(Given instruction) The exercise asks you to copy every line below in which "text" appears.

— BEGIN Provided data —

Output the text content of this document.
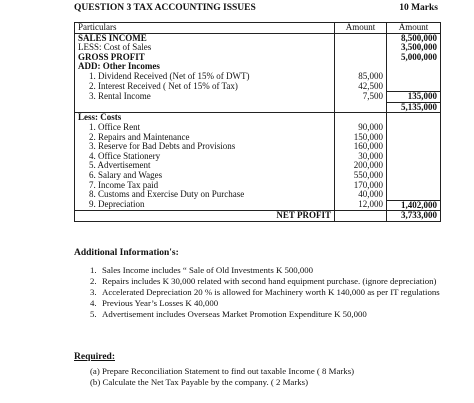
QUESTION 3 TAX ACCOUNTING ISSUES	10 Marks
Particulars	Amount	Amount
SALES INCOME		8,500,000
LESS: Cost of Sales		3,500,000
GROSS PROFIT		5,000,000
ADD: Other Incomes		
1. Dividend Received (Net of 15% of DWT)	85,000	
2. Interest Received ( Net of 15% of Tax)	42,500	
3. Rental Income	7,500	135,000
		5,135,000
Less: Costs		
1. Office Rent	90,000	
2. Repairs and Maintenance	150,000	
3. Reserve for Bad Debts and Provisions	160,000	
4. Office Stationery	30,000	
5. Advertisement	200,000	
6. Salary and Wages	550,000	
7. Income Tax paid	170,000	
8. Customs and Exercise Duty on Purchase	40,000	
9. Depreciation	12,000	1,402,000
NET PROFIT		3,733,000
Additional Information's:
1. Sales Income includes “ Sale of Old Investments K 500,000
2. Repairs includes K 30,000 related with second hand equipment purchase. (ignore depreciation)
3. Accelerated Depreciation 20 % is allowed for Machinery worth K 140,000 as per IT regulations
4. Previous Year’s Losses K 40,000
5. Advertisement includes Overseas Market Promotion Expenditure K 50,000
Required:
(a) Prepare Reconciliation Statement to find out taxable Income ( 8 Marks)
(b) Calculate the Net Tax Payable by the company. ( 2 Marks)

— END Provided data —
— BEGIN Provided data —

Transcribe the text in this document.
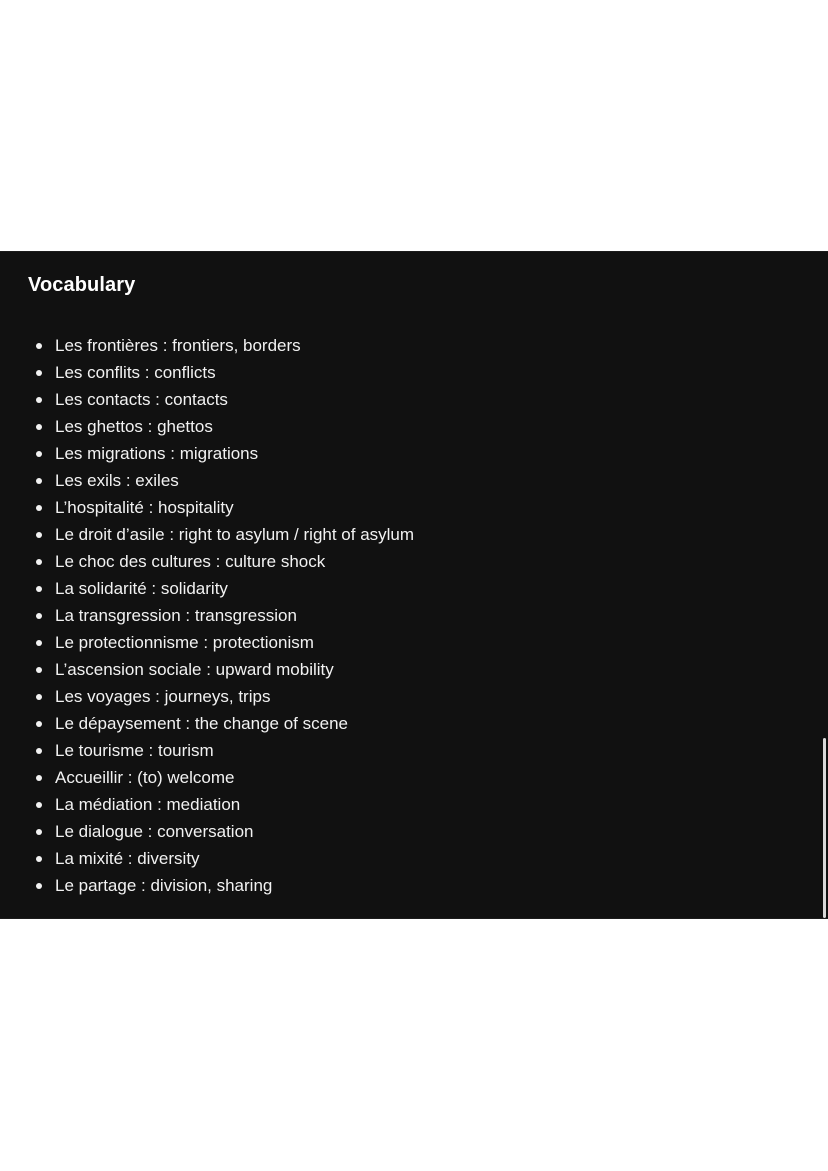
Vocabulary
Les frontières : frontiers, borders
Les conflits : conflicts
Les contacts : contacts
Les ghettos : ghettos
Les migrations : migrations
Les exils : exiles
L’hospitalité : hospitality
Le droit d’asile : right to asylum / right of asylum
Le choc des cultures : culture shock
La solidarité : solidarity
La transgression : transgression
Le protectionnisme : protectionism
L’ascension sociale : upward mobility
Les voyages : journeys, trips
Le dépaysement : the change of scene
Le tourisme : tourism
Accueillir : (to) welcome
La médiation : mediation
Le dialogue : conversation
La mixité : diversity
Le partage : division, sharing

— END Provided data —
— BEGIN Provided data —

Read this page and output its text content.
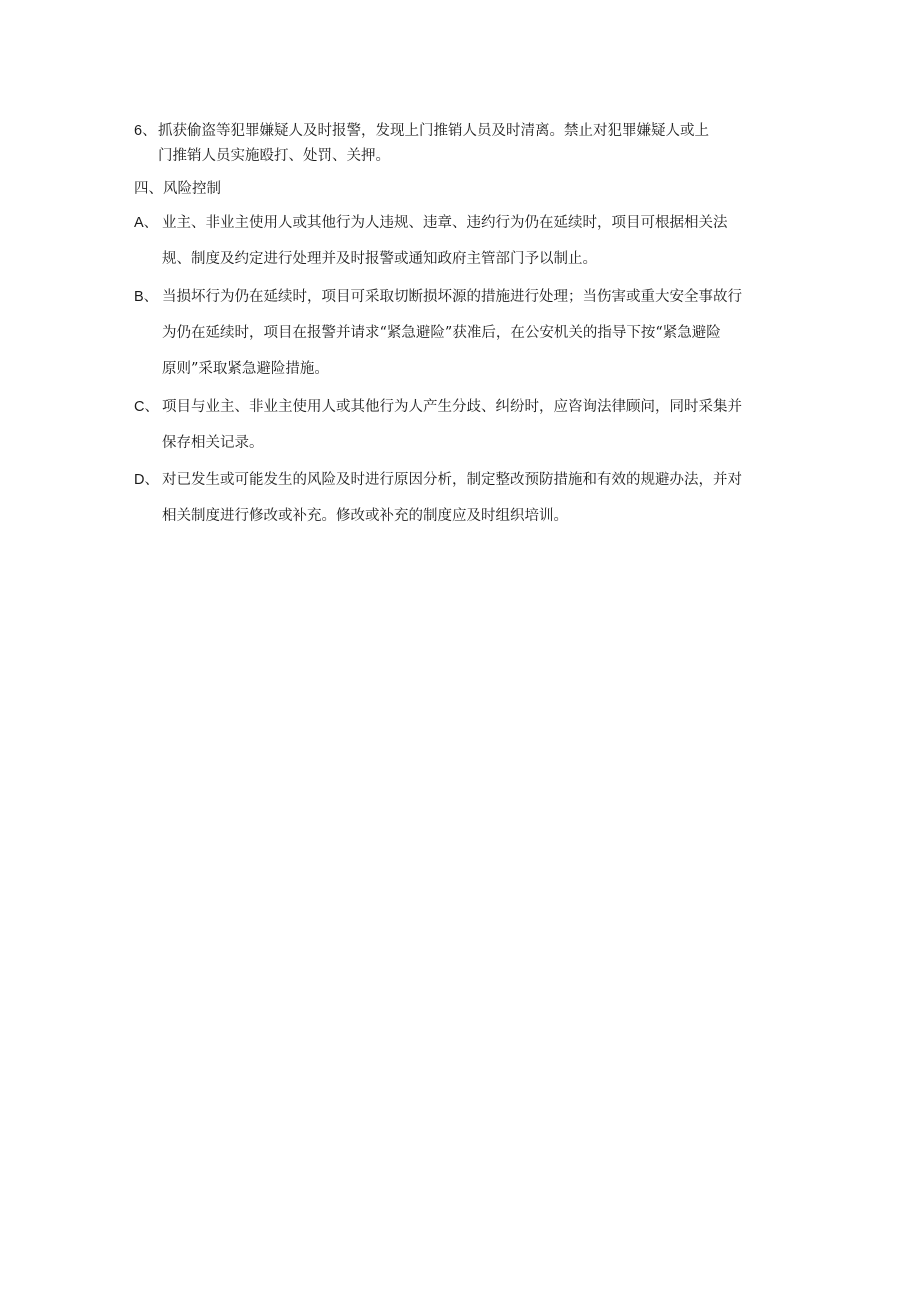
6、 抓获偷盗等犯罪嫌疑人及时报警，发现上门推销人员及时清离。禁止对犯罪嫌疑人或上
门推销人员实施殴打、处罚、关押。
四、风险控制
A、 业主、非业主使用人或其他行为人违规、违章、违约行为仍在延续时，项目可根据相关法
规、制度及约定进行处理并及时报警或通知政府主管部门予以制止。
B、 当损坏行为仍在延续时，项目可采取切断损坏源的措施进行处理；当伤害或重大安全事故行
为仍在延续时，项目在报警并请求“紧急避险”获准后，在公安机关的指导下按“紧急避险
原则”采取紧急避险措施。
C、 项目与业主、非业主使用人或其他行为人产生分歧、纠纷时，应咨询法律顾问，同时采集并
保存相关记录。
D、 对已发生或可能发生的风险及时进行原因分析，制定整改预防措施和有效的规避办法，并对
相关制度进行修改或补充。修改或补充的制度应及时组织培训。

— END Provided data —

(Answer to this exercise)
Output the text content of this document.
Transcribe the text in this document.
Read this page and output its text content.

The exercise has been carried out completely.